━━━━━ Exercise inputs

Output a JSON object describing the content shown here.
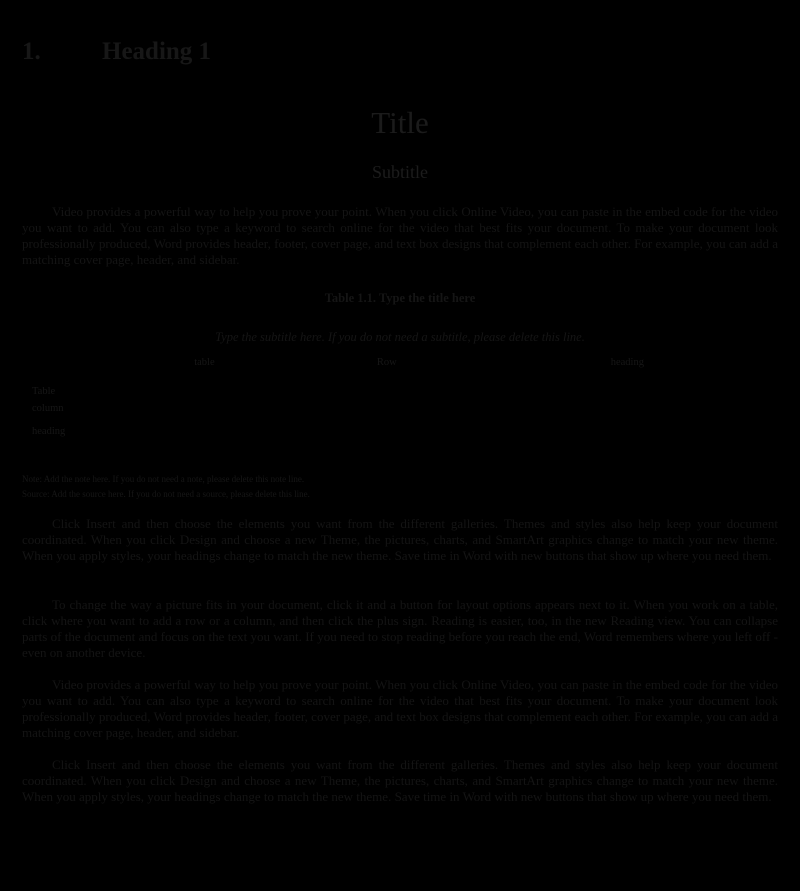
{
  "heading": {
    "number": "1.",
    "text": "Heading 1"
  },
  "title": "Title",
  "subtitle": "Subtitle",
  "paragraphs": [
    "Video provides a powerful way to help you prove your point. When you click Online Video, you can paste in the embed code for the video you want to add. You can also type a keyword to search online for the video that best fits your document. To make your document look professionally produced, Word provides header, footer, cover page, and text box designs that complement each other. For example, you can add a matching cover page, header, and sidebar.",
    "Click Insert and then choose the elements you want from the different galleries. Themes and styles also help keep your document coordinated. When you click Design and choose a new Theme, the pictures, charts, and SmartArt graphics change to match your new theme. When you apply styles, your headings change to match the new theme. Save time in Word with new buttons that show up where you need them.",
    "To change the way a picture fits in your document, click it and a button for layout options appears next to it. When you work on a table, click where you want to add a row or a column, and then click the plus sign. Reading is easier, too, in the new Reading view. You can collapse parts of the document and focus on the text you want. If you need to stop reading before you reach the end, Word remembers where you left off - even on another device.",
    "Video provides a powerful way to help you prove your point. When you click Online Video, you can paste in the embed code for the video you want to add. You can also type a keyword to search online for the video that best fits your document. To make your document look professionally produced, Word provides header, footer, cover page, and text box designs that complement each other. For example, you can add a matching cover page, header, and sidebar.",
    "Click Insert and then choose the elements you want from the different galleries. Themes and styles also help keep your document coordinated. When you click Design and choose a new Theme, the pictures, charts, and SmartArt graphics change to match your new theme. When you apply styles, your headings change to match the new theme. Save time in Word with new buttons that show up where you need them."
  ],
  "table": {
    "caption": "Table 1.1. Type the title here",
    "subtitle": "Type the subtitle here. If you do not need a subtitle, please delete this line.",
    "headers": [
      "",
      "table",
      "Row",
      "heading"
    ],
    "rows": [
      [
        "Table",
        "",
        "",
        ""
      ],
      [
        "column",
        "",
        "",
        ""
      ],
      [
        "heading",
        "",
        "",
        ""
      ]
    ],
    "note": "Note: Add the note here. If you do not need a note, please delete this note line.",
    "source": "Source: Add the source here. If you do not need a source, please delete this line."
  }
}
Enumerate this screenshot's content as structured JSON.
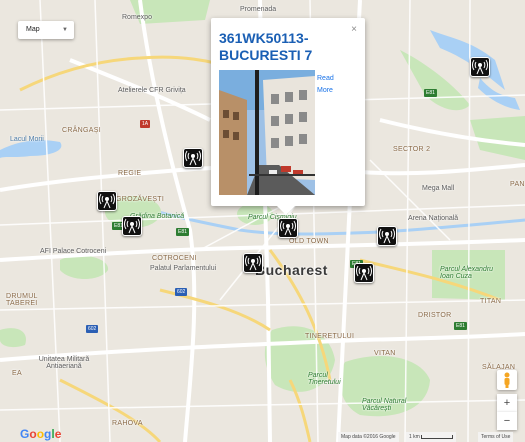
{
  "map_type": {
    "label": "Map"
  },
  "popup": {
    "title": "361WK50113-BUCURESTI 7",
    "read_more": "Read More",
    "close": "×"
  },
  "labels": {
    "romexpo": "Romexpo",
    "promenada": "Promenada",
    "atelierele": "Atelierele CFR Grivița",
    "lacul_morii": "Lacul Morii",
    "crangasi": "CRÂNGAȘI",
    "regie": "REGIE",
    "grozavesti": "GROZĂVEȘTI",
    "gradina_botanica": "Grădina Botanică",
    "afi": "AFI Palace Cotroceni",
    "cotroceni": "COTROCENI",
    "palatul": "Palatul Parlamentului",
    "parcul_cismigiu": "Parcul Cișmigiu",
    "old_town": "OLD TOWN",
    "bucharest": "Bucharest",
    "mega_mall": "Mega Mall",
    "arena": "Arena Națională",
    "sector2": "SECTOR 2",
    "pantelimon": "PAN",
    "drumul_taberei": "DRUMUL TABEREI",
    "parcul_alexandru": "Parcul Alexandru Ioan Cuza",
    "titan": "TITAN",
    "dristor": "DRISTOR",
    "tineretului": "TINERETULUI",
    "vitan": "VITAN",
    "unitatea": "Unitatea Militară Antiaeriană",
    "ea": "EA",
    "parcul_tineretului": "Parcul Tineretului",
    "parcul_vacaresti": "Parcul Natural Văcărești",
    "salajan": "SĂLAJAN",
    "rahova": "RAHOVA"
  },
  "road_badges": [
    "E81",
    "E81",
    "E81",
    "E81",
    "1A",
    "602",
    "602",
    "E81"
  ],
  "attribution": {
    "map_data": "Map data ©2016 Google",
    "scale": "1 km",
    "terms": "Terms of Use"
  },
  "zoom": {
    "in": "+",
    "out": "−"
  },
  "logo": [
    "G",
    "o",
    "o",
    "g",
    "l",
    "e"
  ],
  "colors": {
    "marker_bg": "#111111",
    "popup_title": "#1a5fb4",
    "park": "#c8e6b9",
    "water": "#a9d0f5"
  }
}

━━━━━━━━━━

▶ [The request]:
From the data above, write out everything exactly except the pictures.

▶ [Solution to the problem]:
Output a JSON object describing the content shown here.
{
  "heading": {
    "number": "1.",
    "text": "Heading 1"
  },
  "title": "Title",
  "subtitle": "Subtitle",
  "paragraphs": [
    "Video provides a powerful way to help you prove your point. When you click Online Video, you can paste in the embed code for the video you want to add. You can also type a keyword to search online for the video that best fits your document. To make your document look professionally produced, Word provides header, footer, cover page, and text box designs that complement each other. For example, you can add a matching cover page, header, and sidebar.",
    "Click Insert and then choose the elements you want from the different galleries. Themes and styles also help keep your document coordinated. When you click Design and choose a new Theme, the pictures, charts, and SmartArt graphics change to match your new theme. When you apply styles, your headings change to match the new theme. Save time in Word with new buttons that show up where you need them.",
    "To change the way a picture fits in your document, click it and a button for layout options appears next to it. When you work on a table, click where you want to add a row or a column, and then click the plus sign. Reading is easier, too, in the new Reading view. You can collapse parts of the document and focus on the text you want. If you need to stop reading before you reach the end, Word remembers where you left off - even on another device.",
    "Video provides a powerful way to help you prove your point. When you click Online Video, you can paste in the embed code for the video you want to add. You can also type a keyword to search online for the video that best fits your document. To make your document look professionally produced, Word provides header, footer, cover page, and text box designs that complement each other. For example, you can add a matching cover page, header, and sidebar.",
    "Click Insert and then choose the elements you want from the different galleries. Themes and styles also help keep your document coordinated. When you click Design and choose a new Theme, the pictures, charts, and SmartArt graphics change to match your new theme. When you apply styles, your headings change to match the new theme. Save time in Word with new buttons that show up where you need them."
  ],
  "table": {
    "caption": "Table 1.1. Type the title here",
    "subtitle": "Type the subtitle here. If you do not need a subtitle, please delete this line.",
    "headers": [
      "",
      "table",
      "Row",
      "heading"
    ],
    "rows": [
      [
        "Table",
        "",
        "",
        ""
      ],
      [
        "column",
        "",
        "",
        ""
      ],
      [
        "heading",
        "",
        "",
        ""
      ]
    ],
    "note": "Note: Add the note here. If you do not need a note, please delete this note line.",
    "source": "Source: Add the source here. If you do not need a source, please delete this line."
  }
}
Enumerate this screenshot's content as structured JSON.
{
  "map_type": {
    "label": "Map"
  },
  "popup": {
    "title": "361WK50113-BUCURESTI 7",
    "read_more": "Read More",
    "close": "×"
  },
  "labels": {
    "romexpo": "Romexpo",
    "promenada": "Promenada",
    "atelierele": "Atelierele CFR Grivița",
    "lacul_morii": "Lacul Morii",
    "crangasi": "CRÂNGAȘI",
    "regie": "REGIE",
    "grozavesti": "GROZĂVEȘTI",
    "gradina_botanica": "Grădina Botanică",
    "afi": "AFI Palace Cotroceni",
    "cotroceni": "COTROCENI",
    "palatul": "Palatul Parlamentului",
    "parcul_cismigiu": "Parcul Cișmigiu",
    "old_town": "OLD TOWN",
    "bucharest": "Bucharest",
    "mega_mall": "Mega Mall",
    "arena": "Arena Națională",
    "sector2": "SECTOR 2",
    "pantelimon": "PAN",
    "drumul_taberei": "DRUMUL TABEREI",
    "parcul_alexandru": "Parcul Alexandru Ioan Cuza",
    "titan": "TITAN",
    "dristor": "DRISTOR",
    "tineretului": "TINERETULUI",
    "vitan": "VITAN",
    "unitatea": "Unitatea Militară Antiaeriană",
    "ea": "EA",
    "parcul_tineretului": "Parcul Tineretului",
    "parcul_vacaresti": "Parcul Natural Văcărești",
    "salajan": "SĂLAJAN",
    "rahova": "RAHOVA"
  },
  "road_badges": [
    "E81",
    "E81",
    "E81",
    "E81",
    "1A",
    "602",
    "602",
    "E81"
  ],
  "attribution": {
    "map_data": "Map data ©2016 Google",
    "scale": "1 km",
    "terms": "Terms of Use"
  },
  "zoom": {
    "in": "+",
    "out": "−"
  },
  "logo": [
    "G",
    "o",
    "o",
    "g",
    "l",
    "e"
  ],
  "colors": {
    "marker_bg": "#111111",
    "popup_title": "#1a5fb4",
    "park": "#c8e6b9",
    "water": "#a9d0f5"
  }
}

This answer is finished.